→ **Required task**
Go through the data below and gather each line containing "классицизма".

→ **Recorded data**
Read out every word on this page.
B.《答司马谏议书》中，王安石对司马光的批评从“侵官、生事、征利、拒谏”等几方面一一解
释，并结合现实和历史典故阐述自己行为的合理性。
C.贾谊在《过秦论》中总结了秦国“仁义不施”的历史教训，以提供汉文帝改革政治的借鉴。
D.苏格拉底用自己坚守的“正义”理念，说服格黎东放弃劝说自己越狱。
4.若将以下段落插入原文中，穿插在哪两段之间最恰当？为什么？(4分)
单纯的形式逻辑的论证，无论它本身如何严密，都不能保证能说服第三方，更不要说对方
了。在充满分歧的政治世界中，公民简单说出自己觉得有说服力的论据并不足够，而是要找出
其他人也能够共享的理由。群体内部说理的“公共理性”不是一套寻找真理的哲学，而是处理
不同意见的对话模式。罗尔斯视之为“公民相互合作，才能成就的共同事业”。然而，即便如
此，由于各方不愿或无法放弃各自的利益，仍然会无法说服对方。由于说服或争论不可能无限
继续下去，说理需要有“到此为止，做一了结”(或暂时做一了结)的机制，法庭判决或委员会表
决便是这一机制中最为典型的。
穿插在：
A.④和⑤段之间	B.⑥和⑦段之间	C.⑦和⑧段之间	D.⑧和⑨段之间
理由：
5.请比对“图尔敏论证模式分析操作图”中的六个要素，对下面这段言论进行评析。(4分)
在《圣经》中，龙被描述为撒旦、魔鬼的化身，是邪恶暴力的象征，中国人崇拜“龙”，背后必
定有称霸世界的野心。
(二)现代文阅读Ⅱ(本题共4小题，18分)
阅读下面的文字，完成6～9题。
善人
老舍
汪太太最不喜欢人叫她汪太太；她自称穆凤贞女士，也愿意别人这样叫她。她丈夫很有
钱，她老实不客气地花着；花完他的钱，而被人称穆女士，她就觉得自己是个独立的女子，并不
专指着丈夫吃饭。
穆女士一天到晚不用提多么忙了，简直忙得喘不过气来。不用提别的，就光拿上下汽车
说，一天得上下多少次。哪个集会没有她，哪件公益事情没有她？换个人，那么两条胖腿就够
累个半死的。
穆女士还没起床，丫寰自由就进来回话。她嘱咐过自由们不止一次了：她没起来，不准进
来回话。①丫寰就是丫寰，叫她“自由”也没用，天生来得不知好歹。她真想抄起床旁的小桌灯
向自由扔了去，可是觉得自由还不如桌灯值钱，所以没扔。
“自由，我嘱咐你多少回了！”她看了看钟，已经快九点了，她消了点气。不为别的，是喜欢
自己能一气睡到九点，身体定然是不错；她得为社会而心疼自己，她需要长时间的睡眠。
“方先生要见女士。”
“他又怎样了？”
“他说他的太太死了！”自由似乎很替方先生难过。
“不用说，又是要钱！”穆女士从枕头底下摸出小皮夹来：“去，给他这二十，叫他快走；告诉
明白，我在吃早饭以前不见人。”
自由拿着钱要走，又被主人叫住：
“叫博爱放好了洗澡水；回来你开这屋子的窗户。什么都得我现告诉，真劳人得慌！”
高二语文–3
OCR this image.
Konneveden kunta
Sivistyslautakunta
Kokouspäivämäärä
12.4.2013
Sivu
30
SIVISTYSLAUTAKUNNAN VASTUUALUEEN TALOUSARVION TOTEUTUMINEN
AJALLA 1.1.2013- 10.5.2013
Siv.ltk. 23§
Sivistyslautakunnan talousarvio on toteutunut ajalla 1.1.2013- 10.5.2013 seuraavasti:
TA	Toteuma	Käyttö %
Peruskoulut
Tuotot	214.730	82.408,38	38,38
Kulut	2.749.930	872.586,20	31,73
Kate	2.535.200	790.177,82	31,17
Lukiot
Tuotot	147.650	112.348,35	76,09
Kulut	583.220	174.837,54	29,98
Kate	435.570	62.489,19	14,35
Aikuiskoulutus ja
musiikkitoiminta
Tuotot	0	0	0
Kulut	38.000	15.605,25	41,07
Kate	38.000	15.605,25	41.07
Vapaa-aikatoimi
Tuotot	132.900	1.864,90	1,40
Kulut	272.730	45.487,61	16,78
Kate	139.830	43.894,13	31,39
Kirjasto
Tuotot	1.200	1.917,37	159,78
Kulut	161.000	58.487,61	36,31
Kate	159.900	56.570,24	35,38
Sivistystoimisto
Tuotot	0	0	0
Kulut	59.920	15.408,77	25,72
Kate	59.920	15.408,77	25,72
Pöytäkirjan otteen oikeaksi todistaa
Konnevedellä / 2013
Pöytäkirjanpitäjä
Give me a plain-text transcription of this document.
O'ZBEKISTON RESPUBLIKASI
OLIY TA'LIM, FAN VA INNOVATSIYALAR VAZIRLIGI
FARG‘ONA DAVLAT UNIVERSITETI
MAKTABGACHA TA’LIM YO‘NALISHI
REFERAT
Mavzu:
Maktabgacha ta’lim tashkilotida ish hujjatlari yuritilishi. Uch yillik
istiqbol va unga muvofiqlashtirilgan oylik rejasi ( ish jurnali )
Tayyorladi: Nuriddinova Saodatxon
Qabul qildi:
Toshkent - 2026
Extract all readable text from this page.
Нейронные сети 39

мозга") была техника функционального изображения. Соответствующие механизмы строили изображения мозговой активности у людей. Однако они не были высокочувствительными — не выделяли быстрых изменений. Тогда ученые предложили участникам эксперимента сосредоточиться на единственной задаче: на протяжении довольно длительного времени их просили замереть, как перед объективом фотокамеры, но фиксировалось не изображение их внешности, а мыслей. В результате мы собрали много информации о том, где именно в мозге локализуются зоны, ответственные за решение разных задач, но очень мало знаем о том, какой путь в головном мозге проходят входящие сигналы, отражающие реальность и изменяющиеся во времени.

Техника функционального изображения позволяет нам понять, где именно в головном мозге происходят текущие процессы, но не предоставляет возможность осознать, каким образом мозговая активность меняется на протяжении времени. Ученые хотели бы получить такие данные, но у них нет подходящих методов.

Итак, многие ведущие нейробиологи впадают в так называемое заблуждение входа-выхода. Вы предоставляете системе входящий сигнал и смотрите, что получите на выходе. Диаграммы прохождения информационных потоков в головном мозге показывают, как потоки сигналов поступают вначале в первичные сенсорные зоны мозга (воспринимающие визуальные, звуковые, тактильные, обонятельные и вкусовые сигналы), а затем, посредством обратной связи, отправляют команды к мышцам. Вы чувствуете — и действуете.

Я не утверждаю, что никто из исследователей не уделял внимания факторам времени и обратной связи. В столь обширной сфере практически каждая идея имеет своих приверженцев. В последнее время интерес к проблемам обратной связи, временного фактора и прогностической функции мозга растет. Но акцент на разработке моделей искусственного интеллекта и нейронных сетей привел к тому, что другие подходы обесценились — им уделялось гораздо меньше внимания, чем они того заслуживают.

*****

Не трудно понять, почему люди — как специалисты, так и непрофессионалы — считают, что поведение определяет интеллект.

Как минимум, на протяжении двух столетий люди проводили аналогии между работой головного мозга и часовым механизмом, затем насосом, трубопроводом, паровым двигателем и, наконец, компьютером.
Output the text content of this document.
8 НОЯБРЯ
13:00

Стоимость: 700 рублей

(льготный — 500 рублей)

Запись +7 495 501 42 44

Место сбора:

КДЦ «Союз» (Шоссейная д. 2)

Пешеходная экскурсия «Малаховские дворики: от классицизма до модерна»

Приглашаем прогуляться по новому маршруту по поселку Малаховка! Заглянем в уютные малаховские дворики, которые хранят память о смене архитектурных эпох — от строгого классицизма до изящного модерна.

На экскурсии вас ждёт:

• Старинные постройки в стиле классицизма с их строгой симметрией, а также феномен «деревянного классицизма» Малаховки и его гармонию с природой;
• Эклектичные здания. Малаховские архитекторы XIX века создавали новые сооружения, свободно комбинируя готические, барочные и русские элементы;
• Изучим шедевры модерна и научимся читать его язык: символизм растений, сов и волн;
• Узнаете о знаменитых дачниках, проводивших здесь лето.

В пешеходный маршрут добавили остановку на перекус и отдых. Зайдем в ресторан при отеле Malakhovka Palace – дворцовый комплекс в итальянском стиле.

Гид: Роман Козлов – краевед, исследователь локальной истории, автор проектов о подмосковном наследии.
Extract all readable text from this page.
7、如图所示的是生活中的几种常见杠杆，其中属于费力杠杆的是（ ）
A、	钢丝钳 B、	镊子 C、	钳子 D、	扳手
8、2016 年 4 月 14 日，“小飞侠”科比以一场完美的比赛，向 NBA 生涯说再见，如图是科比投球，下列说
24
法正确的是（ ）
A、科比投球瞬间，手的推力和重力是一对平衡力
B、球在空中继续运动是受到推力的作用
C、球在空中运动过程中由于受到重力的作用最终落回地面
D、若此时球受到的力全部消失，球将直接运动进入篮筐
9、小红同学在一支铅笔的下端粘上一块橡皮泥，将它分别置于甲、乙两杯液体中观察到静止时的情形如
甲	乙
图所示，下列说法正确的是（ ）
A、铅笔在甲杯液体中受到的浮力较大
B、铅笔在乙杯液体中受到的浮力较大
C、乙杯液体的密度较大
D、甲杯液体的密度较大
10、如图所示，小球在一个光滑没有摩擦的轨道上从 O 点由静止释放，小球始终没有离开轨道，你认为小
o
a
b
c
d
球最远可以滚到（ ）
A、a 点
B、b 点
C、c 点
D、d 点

→ **Finished task**
Пешеходная экскурсия «Малаховские дворики: от классицизма до модерна»
Приглашаем прогуляться по новому маршруту по поселку Малаховка! Заглянем в уютные малаховские дворики, которые хранят память о смене архитектурных эпох — от строгого классицизма до изящного модерна.
• Старинные постройки в стиле классицизма с их строгой симметрией, а также феномен «деревянного классицизма» Малаховки и его гармонию с природой;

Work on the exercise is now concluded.